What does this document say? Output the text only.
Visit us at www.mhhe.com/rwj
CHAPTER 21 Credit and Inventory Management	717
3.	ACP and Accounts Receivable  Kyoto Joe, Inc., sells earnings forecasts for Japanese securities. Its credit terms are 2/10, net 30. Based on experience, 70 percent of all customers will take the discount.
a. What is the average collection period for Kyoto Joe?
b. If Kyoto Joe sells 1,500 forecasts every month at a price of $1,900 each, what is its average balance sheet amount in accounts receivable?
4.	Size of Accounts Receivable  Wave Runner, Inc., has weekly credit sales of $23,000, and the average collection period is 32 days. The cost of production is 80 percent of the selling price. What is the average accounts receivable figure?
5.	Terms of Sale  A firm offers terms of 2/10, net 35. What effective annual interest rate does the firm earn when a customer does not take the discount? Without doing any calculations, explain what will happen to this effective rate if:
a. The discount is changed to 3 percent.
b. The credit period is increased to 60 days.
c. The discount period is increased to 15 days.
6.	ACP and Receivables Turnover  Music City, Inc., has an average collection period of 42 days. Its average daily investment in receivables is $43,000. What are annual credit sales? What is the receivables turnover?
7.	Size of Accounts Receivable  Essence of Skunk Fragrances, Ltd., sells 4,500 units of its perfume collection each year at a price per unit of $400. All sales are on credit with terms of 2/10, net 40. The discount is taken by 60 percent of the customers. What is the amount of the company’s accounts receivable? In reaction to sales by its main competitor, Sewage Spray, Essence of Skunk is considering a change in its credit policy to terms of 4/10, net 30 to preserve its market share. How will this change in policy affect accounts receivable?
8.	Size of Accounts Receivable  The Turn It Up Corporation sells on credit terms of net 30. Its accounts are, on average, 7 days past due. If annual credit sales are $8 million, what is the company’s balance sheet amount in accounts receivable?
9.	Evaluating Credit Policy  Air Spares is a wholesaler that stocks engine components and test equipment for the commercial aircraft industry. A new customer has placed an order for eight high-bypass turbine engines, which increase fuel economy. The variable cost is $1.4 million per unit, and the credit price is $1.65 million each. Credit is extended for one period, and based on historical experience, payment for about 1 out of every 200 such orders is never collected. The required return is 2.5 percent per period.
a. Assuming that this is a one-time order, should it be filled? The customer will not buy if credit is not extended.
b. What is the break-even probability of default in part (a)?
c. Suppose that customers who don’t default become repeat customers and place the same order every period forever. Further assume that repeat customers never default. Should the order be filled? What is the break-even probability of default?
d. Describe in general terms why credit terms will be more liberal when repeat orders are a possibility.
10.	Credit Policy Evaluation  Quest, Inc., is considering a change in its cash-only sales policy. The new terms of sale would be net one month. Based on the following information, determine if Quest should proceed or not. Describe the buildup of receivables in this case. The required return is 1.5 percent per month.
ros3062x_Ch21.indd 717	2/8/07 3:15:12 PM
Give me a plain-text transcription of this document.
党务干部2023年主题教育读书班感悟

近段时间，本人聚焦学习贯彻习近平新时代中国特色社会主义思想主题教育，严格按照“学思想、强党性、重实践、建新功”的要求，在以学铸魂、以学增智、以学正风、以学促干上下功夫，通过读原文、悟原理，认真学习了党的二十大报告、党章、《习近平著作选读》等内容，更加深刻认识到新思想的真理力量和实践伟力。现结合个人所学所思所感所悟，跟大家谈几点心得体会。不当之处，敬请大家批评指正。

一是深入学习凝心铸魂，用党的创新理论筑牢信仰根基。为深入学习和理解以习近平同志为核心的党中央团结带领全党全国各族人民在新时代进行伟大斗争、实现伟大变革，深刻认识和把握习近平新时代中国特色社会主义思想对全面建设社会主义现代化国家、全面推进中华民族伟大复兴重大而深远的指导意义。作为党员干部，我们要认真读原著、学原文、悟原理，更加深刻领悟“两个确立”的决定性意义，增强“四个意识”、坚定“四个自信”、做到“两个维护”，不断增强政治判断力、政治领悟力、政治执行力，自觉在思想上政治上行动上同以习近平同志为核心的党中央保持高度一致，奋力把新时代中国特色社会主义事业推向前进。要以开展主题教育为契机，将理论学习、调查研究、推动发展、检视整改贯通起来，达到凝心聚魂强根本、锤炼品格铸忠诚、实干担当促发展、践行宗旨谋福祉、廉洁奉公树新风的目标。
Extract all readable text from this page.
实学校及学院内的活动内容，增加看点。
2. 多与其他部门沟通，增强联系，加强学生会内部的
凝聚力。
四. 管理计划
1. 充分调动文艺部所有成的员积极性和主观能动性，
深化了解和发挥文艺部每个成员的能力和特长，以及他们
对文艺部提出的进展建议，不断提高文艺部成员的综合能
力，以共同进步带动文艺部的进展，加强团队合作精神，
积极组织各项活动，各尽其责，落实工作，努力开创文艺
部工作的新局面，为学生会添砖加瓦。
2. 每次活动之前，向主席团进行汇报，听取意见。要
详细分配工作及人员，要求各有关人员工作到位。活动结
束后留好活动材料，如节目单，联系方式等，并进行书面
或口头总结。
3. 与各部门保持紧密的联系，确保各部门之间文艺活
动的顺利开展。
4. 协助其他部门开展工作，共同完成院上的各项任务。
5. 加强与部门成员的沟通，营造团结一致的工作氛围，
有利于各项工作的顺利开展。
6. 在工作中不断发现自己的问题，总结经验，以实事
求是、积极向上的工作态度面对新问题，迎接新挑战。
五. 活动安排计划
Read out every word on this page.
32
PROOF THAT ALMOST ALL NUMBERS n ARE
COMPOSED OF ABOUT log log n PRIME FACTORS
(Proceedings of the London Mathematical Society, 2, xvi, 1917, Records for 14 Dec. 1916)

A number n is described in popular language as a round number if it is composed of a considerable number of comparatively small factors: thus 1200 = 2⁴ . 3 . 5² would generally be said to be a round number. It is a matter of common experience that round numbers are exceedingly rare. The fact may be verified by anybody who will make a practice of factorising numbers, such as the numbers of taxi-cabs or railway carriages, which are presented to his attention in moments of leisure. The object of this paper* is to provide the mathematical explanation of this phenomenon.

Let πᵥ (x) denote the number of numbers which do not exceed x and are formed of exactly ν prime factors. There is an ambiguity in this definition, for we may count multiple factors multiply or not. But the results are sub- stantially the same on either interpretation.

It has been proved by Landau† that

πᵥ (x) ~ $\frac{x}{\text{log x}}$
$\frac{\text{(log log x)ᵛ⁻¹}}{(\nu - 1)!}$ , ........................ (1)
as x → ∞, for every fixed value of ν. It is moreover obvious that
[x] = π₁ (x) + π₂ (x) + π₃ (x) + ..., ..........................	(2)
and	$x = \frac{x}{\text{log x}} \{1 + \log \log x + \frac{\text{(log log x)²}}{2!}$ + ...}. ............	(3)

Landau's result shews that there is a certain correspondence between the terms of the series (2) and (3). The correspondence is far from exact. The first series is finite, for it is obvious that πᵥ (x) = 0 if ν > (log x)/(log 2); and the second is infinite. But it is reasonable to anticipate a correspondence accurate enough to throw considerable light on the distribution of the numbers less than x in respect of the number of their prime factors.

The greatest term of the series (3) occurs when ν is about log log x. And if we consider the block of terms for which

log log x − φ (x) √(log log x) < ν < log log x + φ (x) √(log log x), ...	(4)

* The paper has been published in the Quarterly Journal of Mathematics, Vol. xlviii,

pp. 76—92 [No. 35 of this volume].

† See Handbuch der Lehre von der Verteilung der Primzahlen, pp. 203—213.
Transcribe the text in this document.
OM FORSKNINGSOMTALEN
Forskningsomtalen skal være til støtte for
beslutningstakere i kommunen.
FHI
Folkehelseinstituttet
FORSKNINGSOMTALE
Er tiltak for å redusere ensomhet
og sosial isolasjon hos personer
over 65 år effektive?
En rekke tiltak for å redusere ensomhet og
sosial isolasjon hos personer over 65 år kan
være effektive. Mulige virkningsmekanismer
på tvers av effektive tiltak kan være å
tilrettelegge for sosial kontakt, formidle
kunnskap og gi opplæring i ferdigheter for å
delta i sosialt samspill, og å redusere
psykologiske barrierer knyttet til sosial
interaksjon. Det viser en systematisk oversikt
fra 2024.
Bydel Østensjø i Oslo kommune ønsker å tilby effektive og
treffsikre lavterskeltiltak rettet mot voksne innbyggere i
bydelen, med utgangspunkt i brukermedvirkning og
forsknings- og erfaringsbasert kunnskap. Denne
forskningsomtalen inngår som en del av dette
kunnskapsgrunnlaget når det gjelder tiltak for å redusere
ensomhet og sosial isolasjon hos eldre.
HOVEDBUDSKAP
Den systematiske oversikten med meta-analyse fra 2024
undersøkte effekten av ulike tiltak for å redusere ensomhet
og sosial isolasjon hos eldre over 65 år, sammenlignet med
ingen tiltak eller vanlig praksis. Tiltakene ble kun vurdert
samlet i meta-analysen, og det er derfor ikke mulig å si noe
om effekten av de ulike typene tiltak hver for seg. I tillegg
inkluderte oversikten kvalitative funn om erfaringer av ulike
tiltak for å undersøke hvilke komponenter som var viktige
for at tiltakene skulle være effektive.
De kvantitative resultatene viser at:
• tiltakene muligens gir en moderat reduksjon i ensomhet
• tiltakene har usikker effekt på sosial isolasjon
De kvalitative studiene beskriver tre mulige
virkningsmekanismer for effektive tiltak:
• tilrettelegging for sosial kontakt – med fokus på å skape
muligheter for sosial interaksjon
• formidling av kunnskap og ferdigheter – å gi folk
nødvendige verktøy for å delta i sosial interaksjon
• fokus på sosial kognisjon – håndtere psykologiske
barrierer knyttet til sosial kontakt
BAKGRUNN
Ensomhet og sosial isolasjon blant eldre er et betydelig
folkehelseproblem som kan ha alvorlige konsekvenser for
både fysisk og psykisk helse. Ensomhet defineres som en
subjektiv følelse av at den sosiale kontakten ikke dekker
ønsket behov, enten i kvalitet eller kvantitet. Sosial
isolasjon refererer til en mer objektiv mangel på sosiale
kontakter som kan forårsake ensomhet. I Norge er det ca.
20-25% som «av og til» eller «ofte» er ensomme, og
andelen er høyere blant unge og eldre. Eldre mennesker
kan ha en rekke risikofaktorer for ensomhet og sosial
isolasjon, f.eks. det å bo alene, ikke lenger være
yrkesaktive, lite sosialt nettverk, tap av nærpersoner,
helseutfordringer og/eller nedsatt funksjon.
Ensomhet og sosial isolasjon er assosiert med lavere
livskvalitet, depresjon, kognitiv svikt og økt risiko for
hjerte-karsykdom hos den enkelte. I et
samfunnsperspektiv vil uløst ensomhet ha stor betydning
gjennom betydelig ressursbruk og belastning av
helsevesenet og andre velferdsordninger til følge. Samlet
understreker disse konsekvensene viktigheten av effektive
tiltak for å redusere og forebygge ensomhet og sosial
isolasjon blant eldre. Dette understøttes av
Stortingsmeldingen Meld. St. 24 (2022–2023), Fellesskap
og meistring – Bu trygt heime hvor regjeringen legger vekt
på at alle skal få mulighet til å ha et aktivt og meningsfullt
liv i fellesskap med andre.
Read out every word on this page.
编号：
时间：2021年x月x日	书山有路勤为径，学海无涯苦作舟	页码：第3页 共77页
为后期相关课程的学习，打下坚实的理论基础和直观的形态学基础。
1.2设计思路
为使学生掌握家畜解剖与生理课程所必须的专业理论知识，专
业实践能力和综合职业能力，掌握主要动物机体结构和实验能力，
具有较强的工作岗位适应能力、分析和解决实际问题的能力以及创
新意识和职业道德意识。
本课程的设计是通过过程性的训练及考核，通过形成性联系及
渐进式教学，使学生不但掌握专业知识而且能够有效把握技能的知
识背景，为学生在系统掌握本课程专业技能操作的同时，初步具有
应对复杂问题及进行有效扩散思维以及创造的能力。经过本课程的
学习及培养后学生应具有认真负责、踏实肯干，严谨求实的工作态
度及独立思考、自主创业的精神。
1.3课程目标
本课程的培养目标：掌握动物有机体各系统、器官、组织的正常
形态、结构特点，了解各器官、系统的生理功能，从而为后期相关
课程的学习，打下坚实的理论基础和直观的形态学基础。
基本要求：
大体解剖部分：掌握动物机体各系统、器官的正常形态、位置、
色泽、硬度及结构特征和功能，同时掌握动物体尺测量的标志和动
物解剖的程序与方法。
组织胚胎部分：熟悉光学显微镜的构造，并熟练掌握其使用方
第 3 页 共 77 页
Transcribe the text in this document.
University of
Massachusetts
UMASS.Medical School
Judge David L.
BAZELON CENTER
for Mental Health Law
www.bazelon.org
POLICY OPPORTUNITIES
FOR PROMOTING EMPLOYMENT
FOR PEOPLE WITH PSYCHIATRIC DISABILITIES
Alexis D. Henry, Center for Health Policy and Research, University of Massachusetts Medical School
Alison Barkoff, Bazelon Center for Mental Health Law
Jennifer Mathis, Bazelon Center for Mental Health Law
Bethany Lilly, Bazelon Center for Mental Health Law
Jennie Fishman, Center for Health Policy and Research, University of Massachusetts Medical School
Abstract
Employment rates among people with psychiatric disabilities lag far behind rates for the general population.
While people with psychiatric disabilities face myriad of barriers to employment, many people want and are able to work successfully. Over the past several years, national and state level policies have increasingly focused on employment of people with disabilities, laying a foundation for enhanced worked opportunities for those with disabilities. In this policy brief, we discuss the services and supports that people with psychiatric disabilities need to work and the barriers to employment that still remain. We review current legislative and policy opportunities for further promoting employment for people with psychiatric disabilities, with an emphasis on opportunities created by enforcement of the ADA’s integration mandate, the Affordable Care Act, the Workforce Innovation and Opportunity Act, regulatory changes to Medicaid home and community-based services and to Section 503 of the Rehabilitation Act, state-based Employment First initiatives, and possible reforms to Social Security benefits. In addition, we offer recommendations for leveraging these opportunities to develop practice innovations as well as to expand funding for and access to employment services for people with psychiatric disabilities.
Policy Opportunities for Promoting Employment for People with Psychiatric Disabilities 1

## GIVEN REQUEST
Look back over the material above and state how many lines hold the word "Kyoto". Write the number and nothing else.

## EXERCISE RESULT
3